Задача a:
Ответьте по фрагменту о концепции управления перестройкой:
(i) Автором какой отечественной теории назван А.И. Пригожин?
(ii) К каким процессам автор относит перестройку как социальное явление?
(iii) Чем, согласно приведённой цитате, «мы не владеем»?

Обратимся к еще одному из предлагавшихся тогда научных подходов - к инновационной концепции управления перестройкой А.И. Пригожина, автора отечественной теории социологии организаций. Прежде всего нужно сказать, что подход А.И. Пригожина при всей неразработанности отдельных теоретико-методологических позиций, на чем мы остановимся ниже, может рассматриваться как перспективный для решения задач социологии управления. Автор справедливо подчеркивает, что перестройка как социальное явление относится к переходным и особым образом направляемым процессам от одного состояния общества к другому. В таком случае на первый план выдвигается никогда ранее научно не решавшаяся проблема разработки механизмов управления этим процессом и контроля, т.е. проблема контролируемого вмешательства. "Мы всегда ставили перед собой большие цели, но, как известно, нередко "теряли" их на пути движения... И сегодня стало, на наш взгляд, уже вполне очевидным: мы недооцениваем значение самого перехода, особой стадии смены одного состояния другим как самостоятельного процесса. И мы не владеем управляемым механизмом осуществления переходных процессов".

Задача b:
Оформите нумерованным списком строки данных, начиная со строки, содержащей "password-field[interactable]: Password ••••••••", и до последней строки данных включительно. Пустые строки пропустите.

Записи о рамках элементов:
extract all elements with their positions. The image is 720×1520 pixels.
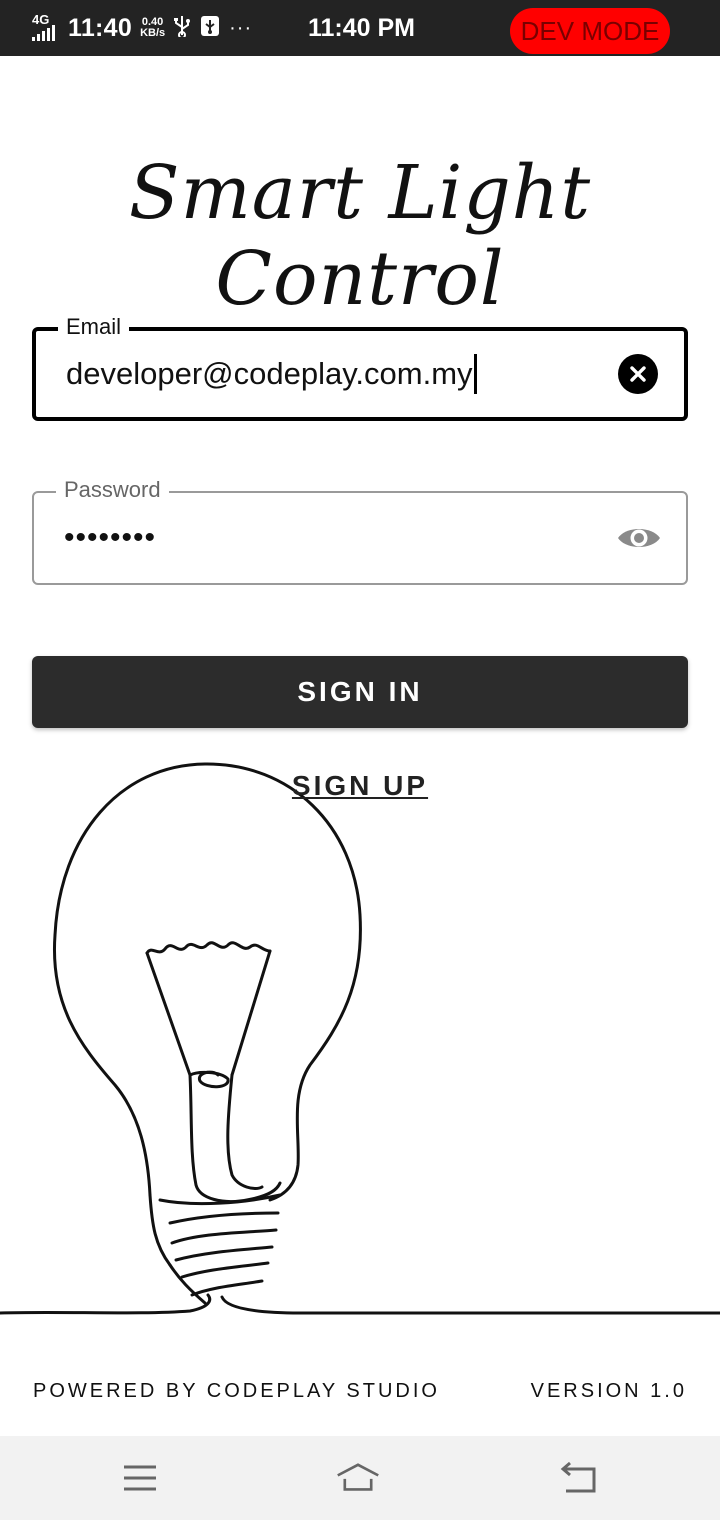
password-field[interactable]: Password •••••••• (32, 477, 688, 585)
status-time-left: 11:40 (68, 13, 133, 42)
usb-debug-icon (199, 14, 221, 43)
version-text: VERSION 1.0 (530, 1380, 687, 1402)
speed-unit: KB/s (140, 27, 166, 39)
app-title: Smart Light Control (128, 150, 592, 322)
email-input[interactable]: developer@codeplay.com.my (66, 356, 473, 392)
menu-icon[interactable] (118, 1456, 162, 1500)
powered-by-text: POWERED BY CODEPLAY STUDIO (33, 1380, 440, 1402)
back-icon[interactable] (556, 1456, 600, 1500)
network-speed: 0.40 KB/s (140, 17, 165, 39)
email-value-wrap[interactable]: developer@codeplay.com.my (66, 331, 477, 417)
eye-icon[interactable] (616, 523, 662, 553)
dev-mode-badge[interactable]: DEV MODE (510, 8, 670, 54)
more-notifications-icon: ··· (229, 16, 253, 39)
sign-in-button[interactable]: SIGN IN (32, 656, 688, 728)
email-field[interactable]: Email developer@codeplay.com.my (32, 314, 688, 421)
clear-icon[interactable] (618, 354, 658, 394)
signal-icon: 4G (32, 13, 60, 43)
password-input[interactable]: •••••••• (64, 493, 156, 583)
system-nav-bar (0, 1436, 720, 1520)
status-bar: 4G 11:40 0.40 KB/s ··· 11:40 PM DEV MODE (0, 0, 720, 56)
status-bar-left: 4G 11:40 0.40 KB/s ··· (32, 0, 252, 56)
text-caret (473, 354, 477, 394)
lightbulb-illustration-icon (0, 762, 720, 1315)
usb-icon (173, 15, 191, 42)
home-icon[interactable] (336, 1456, 380, 1500)
sign-up-link[interactable]: SIGN UP (0, 770, 720, 802)
status-time-center: 11:40 PM (308, 14, 416, 42)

Полный ответ a:
(i) Теории социологии организаций.
(ii) К переходным и особым образом направляемым процессам от одного состояния общества к другому.
(iii) Управляемым механизмом осуществления переходных процессов.

Полный ответ b:
1. password-field[interactable]: Password •••••••• (32, 477, 688, 585)
2. status-time-left: 11:40 (68, 13, 133, 42)
3. usb-debug-icon (199, 14, 221, 43)
4. version-text: VERSION 1.0 (530, 1380, 687, 1402)
5. speed-unit: KB/s (140, 27, 166, 39)
6. app-title: Smart Light Control (128, 150, 592, 322)
7. email-input[interactable]: developer@codeplay.com.my (66, 356, 473, 392)
8. menu-icon[interactable] (118, 1456, 162, 1500)
9. powered-by-text: POWERED BY CODEPLAY STUDIO (33, 1380, 440, 1402)
10. back-icon[interactable] (556, 1456, 600, 1500)
11. network-speed: 0.40 KB/s (140, 17, 165, 39)
12. email-value-wrap[interactable]: developer@codeplay.com.my (66, 331, 477, 417)
13. eye-icon[interactable] (616, 523, 662, 553)
14. dev-mode-badge[interactable]: DEV MODE (510, 8, 670, 54)
15. more-notifications-icon: ··· (229, 16, 253, 39)
16. sign-in-button[interactable]: SIGN IN (32, 656, 688, 728)
17. email-field[interactable]: Email developer@codeplay.com.my (32, 314, 688, 421)
18. clear-icon[interactable] (618, 354, 658, 394)
19. signal-icon: 4G (32, 13, 60, 43)
20. password-input[interactable]: •••••••• (64, 493, 156, 583)
21. system-nav-bar (0, 1436, 720, 1520)
22. status-bar: 4G 11:40 0.40 KB/s ··· 11:40 PM DEV MODE (0, 0, 720, 56)
23. status-bar-left: 4G 11:40 0.40 KB/s ··· (32, 0, 252, 56)
24. text-caret (473, 354, 477, 394)
25. lightbulb-illustration-icon (0, 762, 720, 1315)
26. usb-icon (173, 15, 191, 42)
27. home-icon[interactable] (336, 1456, 380, 1500)
28. sign-up-link[interactable]: SIGN UP (0, 770, 720, 802)
29. status-time-center: 11:40 PM (308, 14, 416, 42)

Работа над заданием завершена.